__Exercise details__. Repeat every record below exactly, leaving out the pictures.

__Provided data__.
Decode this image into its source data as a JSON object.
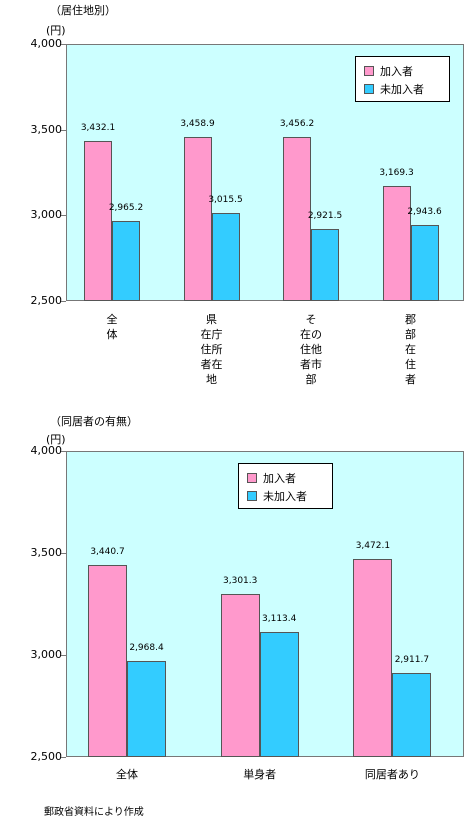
{
  "chart_data": [
    {
      "type": "bar",
      "title": "（居住地別）",
      "unit": "(円)",
      "yticks": [
        "4,000",
        "3,500",
        "3,000",
        "2,500"
      ],
      "ylim": [
        2500,
        4000
      ],
      "categories": [
        "全\n体",
        "県\n在庁\n住所\n者在\n地",
        "そ\n在の\n住他\n者市\n部",
        "郡\n部\n在\n住\n者"
      ],
      "series": [
        {
          "name": "加入者",
          "color": "#ff99cc",
          "values": [
            3432.1,
            3458.9,
            3456.2,
            3169.3
          ],
          "labels": [
            "3,432.1",
            "3,458.9",
            "3,456.2",
            "3,169.3"
          ]
        },
        {
          "name": "未加入者",
          "color": "#33ccff",
          "values": [
            2965.2,
            3015.5,
            2921.5,
            2943.6
          ],
          "labels": [
            "2,965.2",
            "3,015.5",
            "2,921.5",
            "2,943.6"
          ]
        }
      ],
      "legend_position": "top-right"
    },
    {
      "type": "bar",
      "title": "（同居者の有無）",
      "unit": "(円)",
      "yticks": [
        "4,000",
        "3,500",
        "3,000",
        "2,500"
      ],
      "ylim": [
        2500,
        4000
      ],
      "categories": [
        "全体",
        "単身者",
        "同居者あり"
      ],
      "series": [
        {
          "name": "加入者",
          "color": "#ff99cc",
          "values": [
            3440.7,
            3301.3,
            3472.1
          ],
          "labels": [
            "3,440.7",
            "3,301.3",
            "3,472.1"
          ]
        },
        {
          "name": "未加入者",
          "color": "#33ccff",
          "values": [
            2968.4,
            3113.4,
            2911.7
          ],
          "labels": [
            "2,968.4",
            "3,113.4",
            "2,911.7"
          ]
        }
      ],
      "legend_position": "top-center"
    }
  ],
  "source": "郵政省資料により作成"
}
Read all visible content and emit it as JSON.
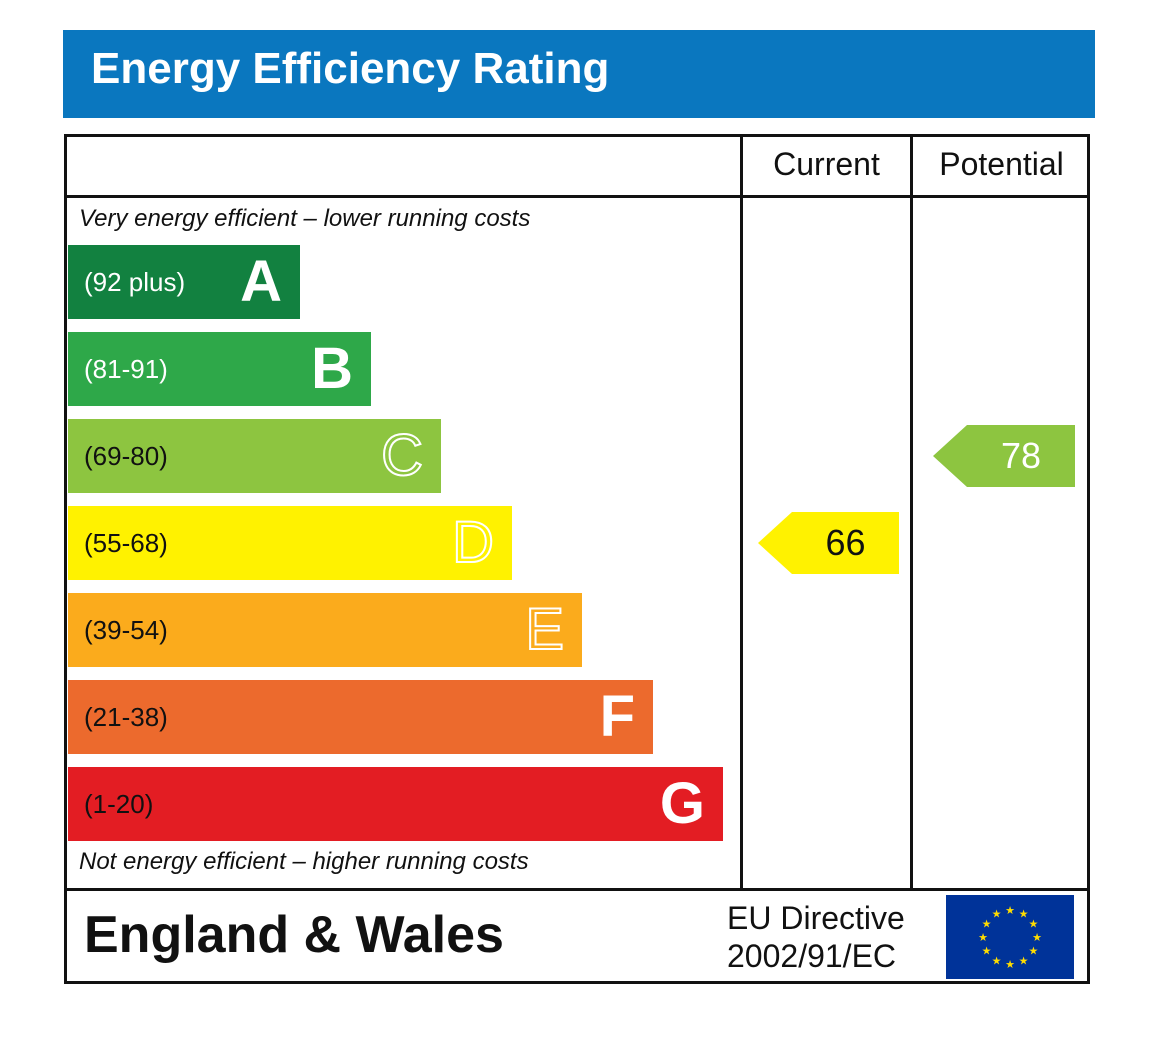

__Final result__.
Decode this image into its source data as a JSON object.
{
  "chart_data": [
    {
      "type": "bar",
      "title": "（居住地別）",
      "unit": "(円)",
      "yticks": [
        "4,000",
        "3,500",
        "3,000",
        "2,500"
      ],
      "ylim": [
        2500,
        4000
      ],
      "categories": [
        "全\n体",
        "県\n在庁\n住所\n者在\n地",
        "そ\n在の\n住他\n者市\n部",
        "郡\n部\n在\n住\n者"
      ],
      "series": [
        {
          "name": "加入者",
          "color": "#ff99cc",
          "values": [
            3432.1,
            3458.9,
            3456.2,
            3169.3
          ],
          "labels": [
            "3,432.1",
            "3,458.9",
            "3,456.2",
            "3,169.3"
          ]
        },
        {
          "name": "未加入者",
          "color": "#33ccff",
          "values": [
            2965.2,
            3015.5,
            2921.5,
            2943.6
          ],
          "labels": [
            "2,965.2",
            "3,015.5",
            "2,921.5",
            "2,943.6"
          ]
        }
      ],
      "legend_position": "top-right"
    },
    {
      "type": "bar",
      "title": "（同居者の有無）",
      "unit": "(円)",
      "yticks": [
        "4,000",
        "3,500",
        "3,000",
        "2,500"
      ],
      "ylim": [
        2500,
        4000
      ],
      "categories": [
        "全体",
        "単身者",
        "同居者あり"
      ],
      "series": [
        {
          "name": "加入者",
          "color": "#ff99cc",
          "values": [
            3440.7,
            3301.3,
            3472.1
          ],
          "labels": [
            "3,440.7",
            "3,301.3",
            "3,472.1"
          ]
        },
        {
          "name": "未加入者",
          "color": "#33ccff",
          "values": [
            2968.4,
            3113.4,
            2911.7
          ],
          "labels": [
            "2,968.4",
            "3,113.4",
            "2,911.7"
          ]
        }
      ],
      "legend_position": "top-center"
    }
  ],
  "source": "郵政省資料により作成"
}
Read all visible content and emit it as JSON.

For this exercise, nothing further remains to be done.